## GIVEN PROBLEM:
Track down each line that has the word "Certidão" and copy it.

## RECORD EXTRACTS:
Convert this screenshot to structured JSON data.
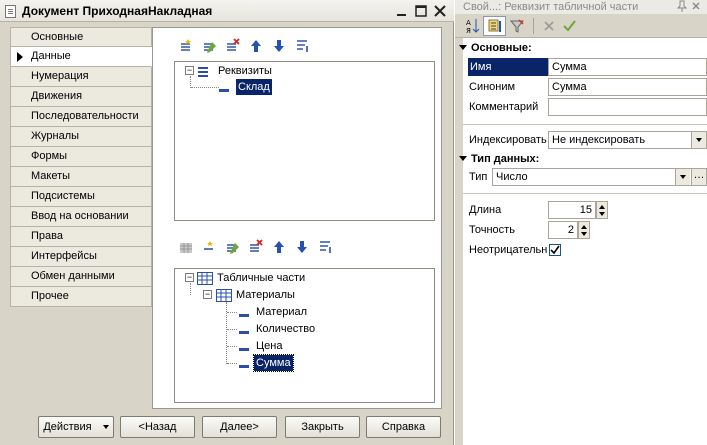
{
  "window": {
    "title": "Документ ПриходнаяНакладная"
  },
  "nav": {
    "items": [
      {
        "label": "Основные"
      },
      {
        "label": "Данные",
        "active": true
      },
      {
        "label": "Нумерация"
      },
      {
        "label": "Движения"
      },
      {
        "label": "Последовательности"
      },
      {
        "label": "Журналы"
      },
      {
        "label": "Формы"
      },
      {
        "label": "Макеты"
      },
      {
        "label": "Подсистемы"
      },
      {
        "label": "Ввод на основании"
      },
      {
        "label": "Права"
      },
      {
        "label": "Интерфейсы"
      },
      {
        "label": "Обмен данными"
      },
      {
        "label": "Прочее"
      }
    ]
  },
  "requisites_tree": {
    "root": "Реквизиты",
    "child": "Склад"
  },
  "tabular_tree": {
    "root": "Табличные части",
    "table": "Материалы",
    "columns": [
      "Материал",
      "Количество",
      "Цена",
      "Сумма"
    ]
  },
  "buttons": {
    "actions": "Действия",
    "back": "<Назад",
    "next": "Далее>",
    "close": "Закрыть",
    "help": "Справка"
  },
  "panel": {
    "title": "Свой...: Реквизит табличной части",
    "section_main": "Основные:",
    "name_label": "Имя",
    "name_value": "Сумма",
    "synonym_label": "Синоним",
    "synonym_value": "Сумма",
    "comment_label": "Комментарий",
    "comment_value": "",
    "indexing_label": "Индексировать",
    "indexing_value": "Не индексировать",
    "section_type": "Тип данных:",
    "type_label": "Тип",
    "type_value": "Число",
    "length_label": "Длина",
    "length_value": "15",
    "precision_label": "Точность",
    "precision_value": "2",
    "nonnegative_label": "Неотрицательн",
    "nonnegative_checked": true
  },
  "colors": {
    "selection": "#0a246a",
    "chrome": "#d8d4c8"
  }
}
...
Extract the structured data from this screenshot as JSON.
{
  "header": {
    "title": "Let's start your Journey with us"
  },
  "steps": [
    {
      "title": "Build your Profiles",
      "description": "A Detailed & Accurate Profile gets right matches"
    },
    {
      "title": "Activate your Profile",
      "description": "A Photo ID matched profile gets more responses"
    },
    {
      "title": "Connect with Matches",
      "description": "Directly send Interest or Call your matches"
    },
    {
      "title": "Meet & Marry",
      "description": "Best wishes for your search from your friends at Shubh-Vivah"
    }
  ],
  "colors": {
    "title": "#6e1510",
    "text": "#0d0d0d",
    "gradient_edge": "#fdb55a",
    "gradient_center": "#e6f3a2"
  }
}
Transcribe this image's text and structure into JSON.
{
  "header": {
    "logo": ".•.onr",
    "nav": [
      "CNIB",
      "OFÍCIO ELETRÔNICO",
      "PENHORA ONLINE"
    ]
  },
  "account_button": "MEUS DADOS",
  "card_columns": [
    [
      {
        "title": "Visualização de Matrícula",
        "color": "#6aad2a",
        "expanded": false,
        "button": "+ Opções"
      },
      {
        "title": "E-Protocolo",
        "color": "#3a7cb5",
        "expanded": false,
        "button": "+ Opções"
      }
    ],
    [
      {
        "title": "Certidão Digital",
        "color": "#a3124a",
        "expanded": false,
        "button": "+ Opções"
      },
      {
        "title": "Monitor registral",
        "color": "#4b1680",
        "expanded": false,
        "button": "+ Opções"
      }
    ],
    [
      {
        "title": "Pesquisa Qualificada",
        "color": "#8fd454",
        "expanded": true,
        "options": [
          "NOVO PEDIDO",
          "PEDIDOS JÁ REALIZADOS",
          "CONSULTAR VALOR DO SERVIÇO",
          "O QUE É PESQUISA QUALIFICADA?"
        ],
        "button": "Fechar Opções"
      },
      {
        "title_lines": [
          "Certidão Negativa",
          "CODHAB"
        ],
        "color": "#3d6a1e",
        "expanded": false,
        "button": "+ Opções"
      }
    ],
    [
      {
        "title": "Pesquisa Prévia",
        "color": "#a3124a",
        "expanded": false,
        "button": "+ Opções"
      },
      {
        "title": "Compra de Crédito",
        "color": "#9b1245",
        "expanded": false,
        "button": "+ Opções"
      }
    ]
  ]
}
--
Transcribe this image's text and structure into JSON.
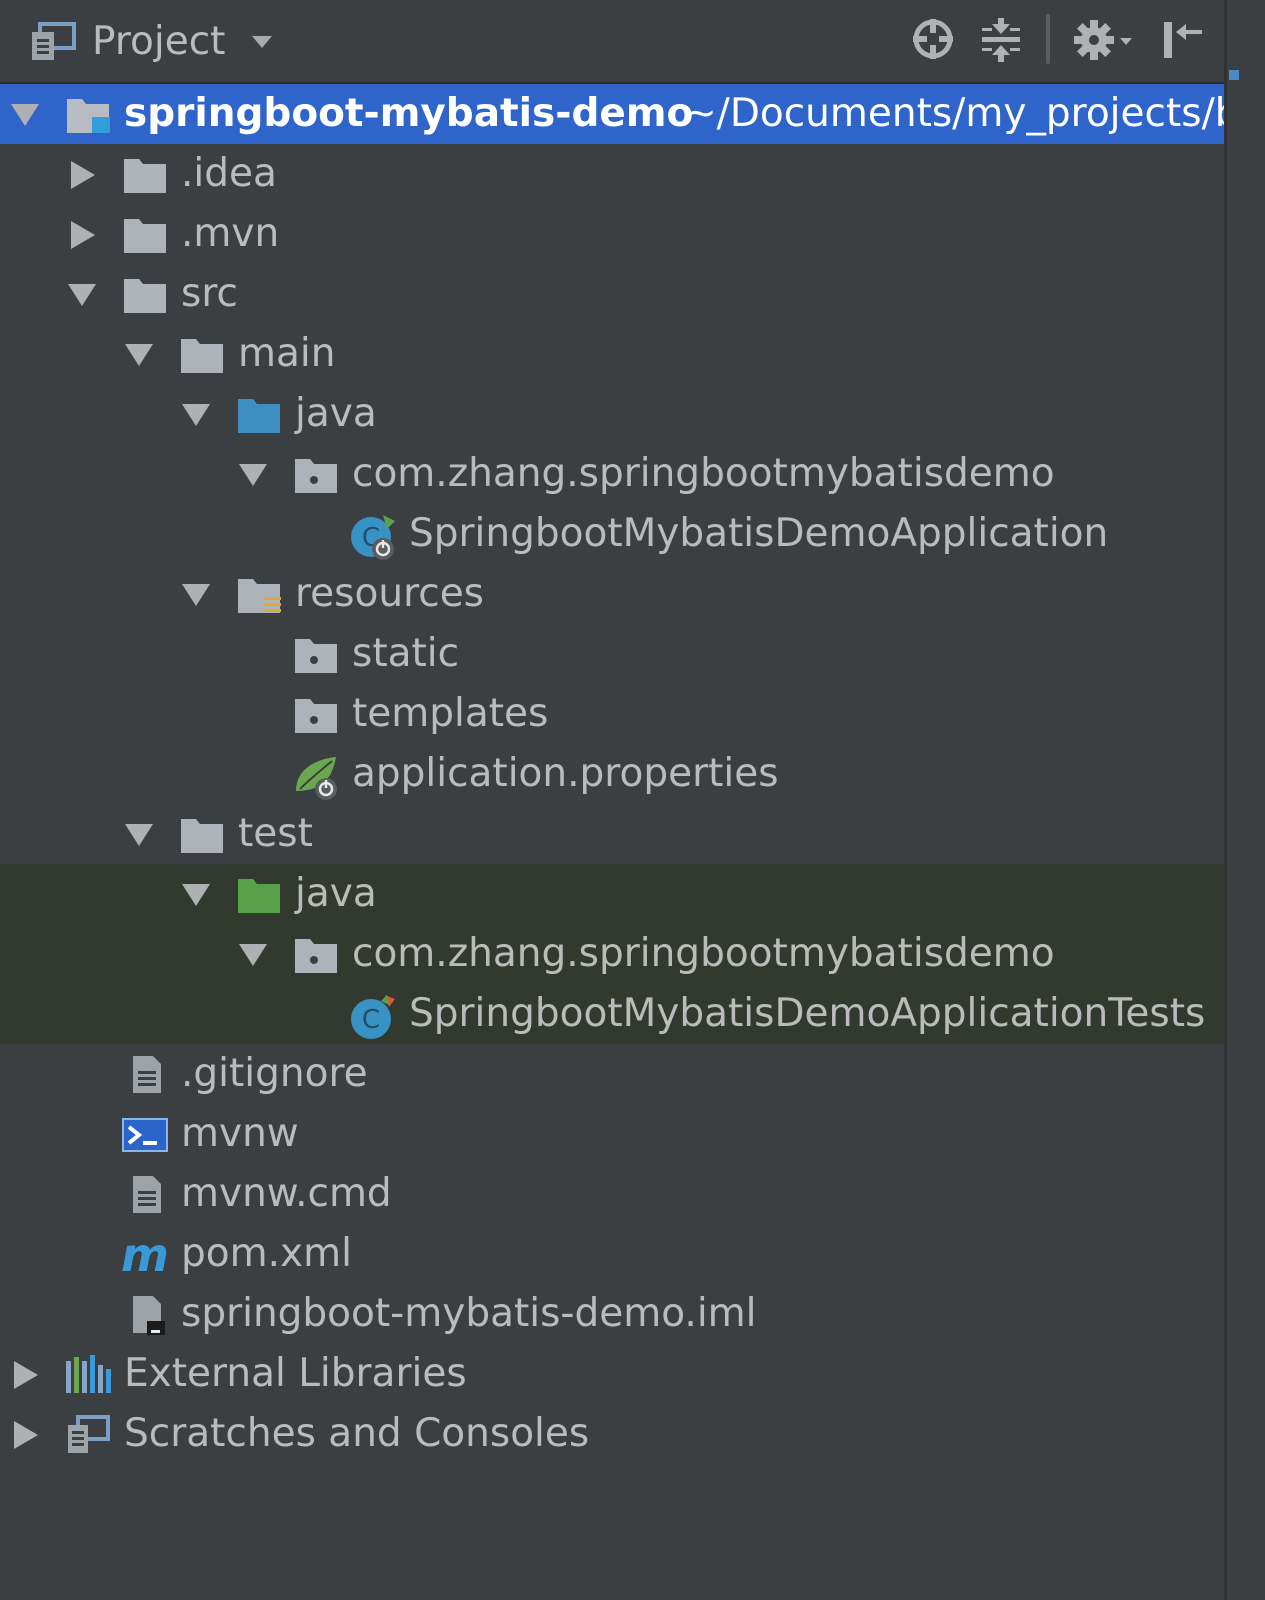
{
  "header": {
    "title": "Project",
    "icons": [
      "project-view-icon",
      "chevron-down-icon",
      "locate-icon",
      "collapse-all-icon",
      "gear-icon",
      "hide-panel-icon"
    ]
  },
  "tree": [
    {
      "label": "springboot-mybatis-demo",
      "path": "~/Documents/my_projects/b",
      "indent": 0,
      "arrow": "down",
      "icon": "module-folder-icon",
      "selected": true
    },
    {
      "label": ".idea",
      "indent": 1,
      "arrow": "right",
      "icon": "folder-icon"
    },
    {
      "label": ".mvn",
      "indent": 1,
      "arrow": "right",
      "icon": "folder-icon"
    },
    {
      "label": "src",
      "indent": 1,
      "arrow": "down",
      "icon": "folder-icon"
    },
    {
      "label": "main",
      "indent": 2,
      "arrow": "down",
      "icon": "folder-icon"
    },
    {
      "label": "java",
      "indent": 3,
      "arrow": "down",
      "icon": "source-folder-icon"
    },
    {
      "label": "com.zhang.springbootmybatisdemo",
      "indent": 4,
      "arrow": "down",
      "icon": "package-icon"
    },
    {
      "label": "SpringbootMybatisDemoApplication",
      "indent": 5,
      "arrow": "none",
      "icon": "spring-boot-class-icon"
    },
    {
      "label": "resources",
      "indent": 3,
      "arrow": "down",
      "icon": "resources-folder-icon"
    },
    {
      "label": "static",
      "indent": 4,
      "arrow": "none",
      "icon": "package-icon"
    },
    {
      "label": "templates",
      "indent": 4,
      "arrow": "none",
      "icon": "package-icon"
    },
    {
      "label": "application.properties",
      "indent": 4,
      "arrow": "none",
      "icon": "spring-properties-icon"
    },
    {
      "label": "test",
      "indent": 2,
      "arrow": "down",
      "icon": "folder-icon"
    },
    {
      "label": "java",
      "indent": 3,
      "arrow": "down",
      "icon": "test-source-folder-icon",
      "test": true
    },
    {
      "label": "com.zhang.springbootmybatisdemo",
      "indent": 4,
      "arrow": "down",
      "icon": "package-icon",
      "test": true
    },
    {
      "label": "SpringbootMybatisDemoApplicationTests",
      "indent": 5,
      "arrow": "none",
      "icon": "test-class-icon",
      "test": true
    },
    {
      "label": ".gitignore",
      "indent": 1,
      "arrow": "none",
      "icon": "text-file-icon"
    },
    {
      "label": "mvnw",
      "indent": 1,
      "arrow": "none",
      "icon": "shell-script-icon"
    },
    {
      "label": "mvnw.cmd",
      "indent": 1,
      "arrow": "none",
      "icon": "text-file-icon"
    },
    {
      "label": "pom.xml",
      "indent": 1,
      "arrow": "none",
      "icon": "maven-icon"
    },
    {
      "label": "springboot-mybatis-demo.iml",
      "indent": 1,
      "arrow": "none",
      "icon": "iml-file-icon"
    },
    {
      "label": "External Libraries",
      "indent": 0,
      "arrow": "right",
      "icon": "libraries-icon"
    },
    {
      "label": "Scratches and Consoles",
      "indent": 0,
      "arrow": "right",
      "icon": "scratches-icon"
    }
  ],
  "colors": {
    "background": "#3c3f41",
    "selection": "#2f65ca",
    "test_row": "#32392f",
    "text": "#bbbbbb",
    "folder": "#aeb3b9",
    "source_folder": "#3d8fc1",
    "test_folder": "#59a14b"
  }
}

## EXERCISE ANSWER:
        "title": "Certidão Digital",
          "Certidão Negativa",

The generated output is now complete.